Set task: Show each line that has the string "Fenster" in it.

[Collected data entries]
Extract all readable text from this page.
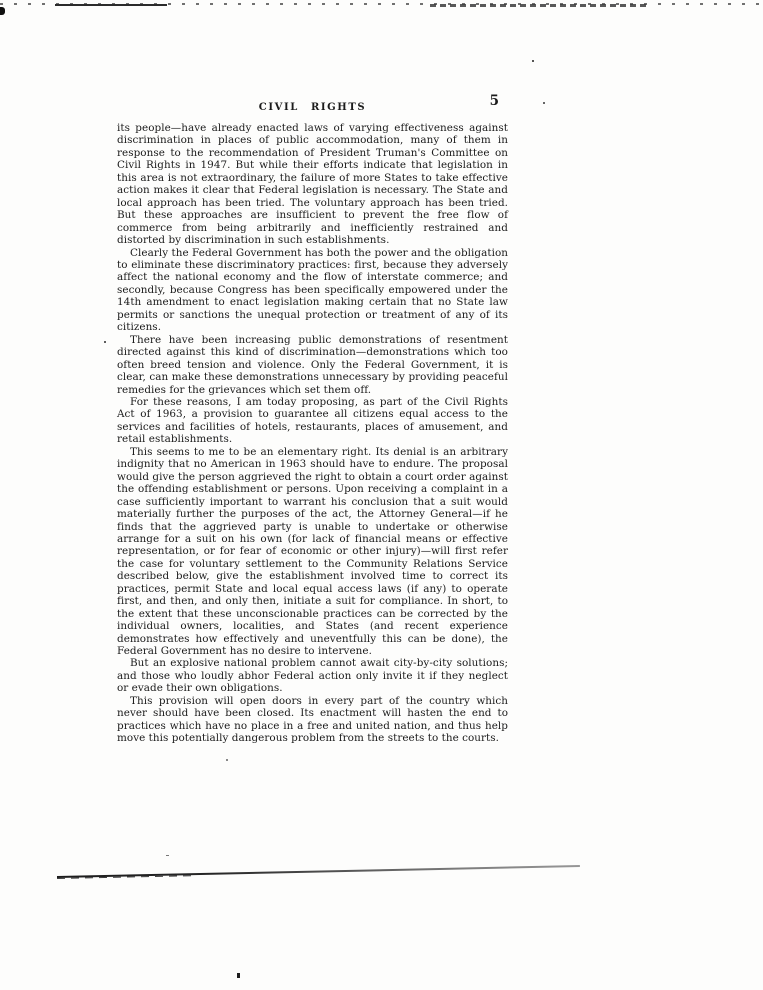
CIVIL RIGHTS	5

its people—have already enacted laws of varying effectiveness against discrimination in places of public accommodation, many of them in response to the recommendation of President Truman's Committee on Civil Rights in 1947. But while their efforts indicate that legislation in this area is not extraordinary, the failure of more States to take effective action makes it clear that Federal legislation is necessary. The State and local approach has been tried. The voluntary approach has been tried. But these approaches are insufficient to prevent the free flow of commerce from being arbitrarily and inefficiently restrained and distorted by discrimination in such establishments.

Clearly the Federal Government has both the power and the obligation to eliminate these discriminatory practices: first, because they adversely affect the national economy and the flow of interstate commerce; and secondly, because Congress has been specifically empowered under the 14th amendment to enact legislation making certain that no State law permits or sanctions the unequal protection or treatment of any of its citizens.

There have been increasing public demonstrations of resentment directed against this kind of discrimination—demonstrations which too often breed tension and violence. Only the Federal Government, it is clear, can make these demonstrations unnecessary by providing peaceful remedies for the grievances which set them off.

For these reasons, I am today proposing, as part of the Civil Rights Act of 1963, a provision to guarantee all citizens equal access to the services and facilities of hotels, restaurants, places of amusement, and retail establishments.

This seems to me to be an elementary right. Its denial is an arbitrary indignity that no American in 1963 should have to endure. The proposal would give the person aggrieved the right to obtain a court order against the offending establishment or persons. Upon receiving a complaint in a case sufficiently important to warrant his conclusion that a suit would materially further the purposes of the act, the Attorney General—if he finds that the aggrieved party is unable to undertake or otherwise arrange for a suit on his own (for lack of financial means or effective representation, or for fear of economic or other injury)—will first refer the case for voluntary settlement to the Community Relations Service described below, give the establishment involved time to correct its practices, permit State and local equal access laws (if any) to operate first, and then, and only then, initiate a suit for compliance. In short, to the extent that these unconscionable practices can be corrected by the individual owners, localities, and States (and recent experience demonstrates how effectively and uneventfully this can be done), the Federal Government has no desire to intervene.

But an explosive national problem cannot await city-by-city solutions; and those who loudly abhor Federal action only invite it if they neglect or evade their own obligations.

This provision will open doors in every part of the country which never should have been closed. Its enactment will hasten the end to practices which have no place in a free and united nation, and thus help move this potentially dangerous problem from the streets to the courts.
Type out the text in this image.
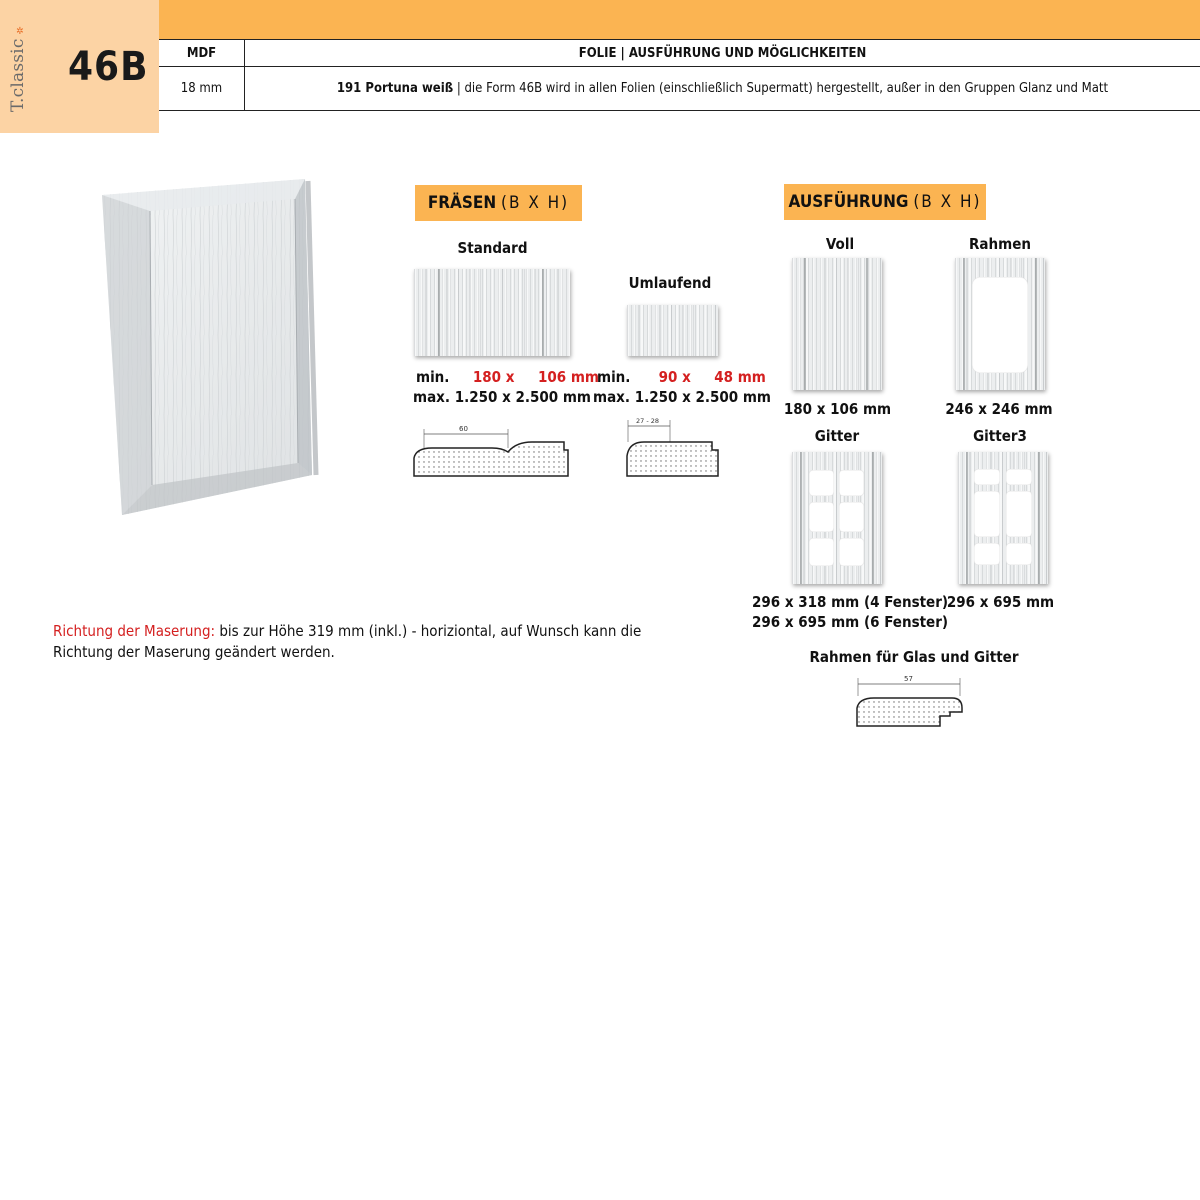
✲
T.classic	46B	MDF	FOLIE | AUSFÜHRUNG UND MÖGLICHKEITEN
18 mm	191 Portuna weiß | die Form 46B wird in allen Folien (einschließlich Supermatt) hergestellt, außer in den Gruppen Glanz und Matt
FRÄSEN (B X H)
Standard
min. 180 x 106 mm
max. 1.250 x 2.500 mm
60
Umlaufend
min. 90 x 48 mm
max. 1.250 x 2.500 mm
27 - 28
AUSFÜHRUNG (B X H)
Voll
180 x 106 mm
Rahmen
246 x 246 mm
Gitter
296 x 318 mm (4 Fenster)
296 x 695 mm (6 Fenster)
Gitter3
296 x 695 mm
Rahmen für Glas und Gitter
57
Richtung der Maserung: bis zur Höhe 319 mm (inkl.) - horiziontal, auf Wunsch kann die Richtung der Maserung geändert werden.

Written reply:
296 x 318 mm (4 Fenster)
296 x 695 mm (6 Fenster)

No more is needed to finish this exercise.